# AIM OF THE TASK
Reproduce the text on building models below word for word, from its first line to its last.

# SOURCE TEXT

..............................

What are the primary goals of creating a building model? Who are the key stakeholders?
Creating a building model helps to visualize what is proposed in a building project, it helps to coordinate and collaborate between the various disciplines required to complete the project, and it also serves as a consistent storage of information for all stakeholders. The stakeholders that can benefit from creating a building model are: owners, designers, contractors, and building operators. How are the different stakeholders benefited from a building model?
- Owners: the model helps them make decisions over the project they are investing in.
- Designers: through the model, all designers from various fields can coordinate and share their ideas to have a more consistent building design.
- Contractors: the model helps contractors to understand better the idea that the designers want them to build, so there are less errors in the final product.
- Building operators: after the construction phase, the operation phase can also take advantage of having the information of the building in one model. The maintenance portion of the new building might be easier by having this information.
How much detail should you include in your building model? How do you decide?
- As you develop your initial design?
An initial design does not necessarily need a lot of detail, but the main structures such as: walls, floor and roof. The main details that could provide a better understanding on this initial design might be doors, and windows.
- As you continue to iterate and develop on your design?
As we continue to iterate in the design, then elements become important, so our ideas can be understood in a better way by all stakeholders.
- What are the key stages?
The key stages are: build a proposed design (includes walls, doors and windows, floor, and roof), add elements (such as plumbing fixtures, and furniture), add annotations to the plan view (including dimensions, text, and door and window tags), and finally, create a set of plans with different views (for example, floor plan, roof plan, elevations, and sections).

..............................

# DATA EXTRACT
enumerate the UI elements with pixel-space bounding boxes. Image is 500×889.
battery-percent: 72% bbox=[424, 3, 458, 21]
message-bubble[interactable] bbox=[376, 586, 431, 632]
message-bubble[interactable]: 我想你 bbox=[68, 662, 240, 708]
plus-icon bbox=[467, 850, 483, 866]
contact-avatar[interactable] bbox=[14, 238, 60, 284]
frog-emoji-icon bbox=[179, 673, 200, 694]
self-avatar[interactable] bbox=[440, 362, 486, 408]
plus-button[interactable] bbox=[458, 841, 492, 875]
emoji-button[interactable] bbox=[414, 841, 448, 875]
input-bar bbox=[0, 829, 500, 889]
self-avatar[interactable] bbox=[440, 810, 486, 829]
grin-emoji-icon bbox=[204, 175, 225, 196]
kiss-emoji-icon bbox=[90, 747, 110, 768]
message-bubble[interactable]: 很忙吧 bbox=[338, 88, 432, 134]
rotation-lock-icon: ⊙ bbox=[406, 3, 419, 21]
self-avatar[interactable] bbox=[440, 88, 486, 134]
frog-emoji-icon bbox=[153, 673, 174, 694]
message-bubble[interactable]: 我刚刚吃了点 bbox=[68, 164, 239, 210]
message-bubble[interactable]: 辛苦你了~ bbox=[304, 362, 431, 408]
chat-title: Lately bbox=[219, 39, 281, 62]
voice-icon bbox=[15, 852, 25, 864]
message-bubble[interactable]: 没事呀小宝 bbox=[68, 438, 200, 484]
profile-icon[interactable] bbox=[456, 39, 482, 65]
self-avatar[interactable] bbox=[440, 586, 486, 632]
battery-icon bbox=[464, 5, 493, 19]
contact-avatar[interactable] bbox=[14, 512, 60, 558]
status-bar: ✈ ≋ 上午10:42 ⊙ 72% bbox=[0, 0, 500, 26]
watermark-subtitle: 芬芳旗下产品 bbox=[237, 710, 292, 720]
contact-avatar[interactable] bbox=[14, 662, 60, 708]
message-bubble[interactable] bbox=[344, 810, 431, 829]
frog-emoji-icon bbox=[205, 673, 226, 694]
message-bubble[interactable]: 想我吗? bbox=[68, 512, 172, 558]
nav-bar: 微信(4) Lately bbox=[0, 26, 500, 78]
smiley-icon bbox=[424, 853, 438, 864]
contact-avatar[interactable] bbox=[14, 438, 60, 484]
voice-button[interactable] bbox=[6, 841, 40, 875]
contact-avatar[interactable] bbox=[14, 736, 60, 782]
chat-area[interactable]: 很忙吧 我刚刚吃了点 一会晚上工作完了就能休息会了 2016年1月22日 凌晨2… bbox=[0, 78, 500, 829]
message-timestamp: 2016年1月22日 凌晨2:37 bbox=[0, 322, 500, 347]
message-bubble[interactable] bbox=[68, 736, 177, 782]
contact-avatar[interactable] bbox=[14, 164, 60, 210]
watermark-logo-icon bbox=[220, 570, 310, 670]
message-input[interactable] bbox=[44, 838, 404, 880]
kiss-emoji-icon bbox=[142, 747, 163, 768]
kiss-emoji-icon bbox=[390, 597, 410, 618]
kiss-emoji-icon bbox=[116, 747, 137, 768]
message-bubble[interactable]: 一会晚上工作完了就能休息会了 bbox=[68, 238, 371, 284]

..............................

# SOLUTION TO THIS EXERCISE
What are the primary goals of creating a building model? Who are the key stakeholders?
Creating a building model helps to visualize what is proposed in a building project, it helps to coordinate and collaborate between the various disciplines required to complete the project, and it also serves as a consistent storage of information for all stakeholders. The stakeholders that can benefit from creating a building model are: owners, designers, contractors, and building operators. How are the different stakeholders benefited from a building model?
- Owners: the model helps them make decisions over the project they are investing in.
- Designers: through the model, all designers from various fields can coordinate and share their ideas to have a more consistent building design.
- Contractors: the model helps contractors to understand better the idea that the designers want them to build, so there are less errors in the final product.
- Building operators: after the construction phase, the operation phase can also take advantage of having the information of the building in one model. The maintenance portion of the new building might be easier by having this information.
How much detail should you include in your building model? How do you decide?
- As you develop your initial design?
An initial design does not necessarily need a lot of detail, but the main structures such as: walls, floor and roof. The main details that could provide a better understanding on this initial design might be doors, and windows.
- As you continue to iterate and develop on your design?
As we continue to iterate in the design, then elements become important, so our ideas can be understood in a better way by all stakeholders.
- What are the key stages?
The key stages are: build a proposed design (includes walls, doors and windows, floor, and roof), add elements (such as plumbing fixtures, and furniture), add annotations to the plan view (including dimensions, text, and door and window tags), and finally, create a set of plans with different views (for example, floor plan, roof plan, elevations, and sections).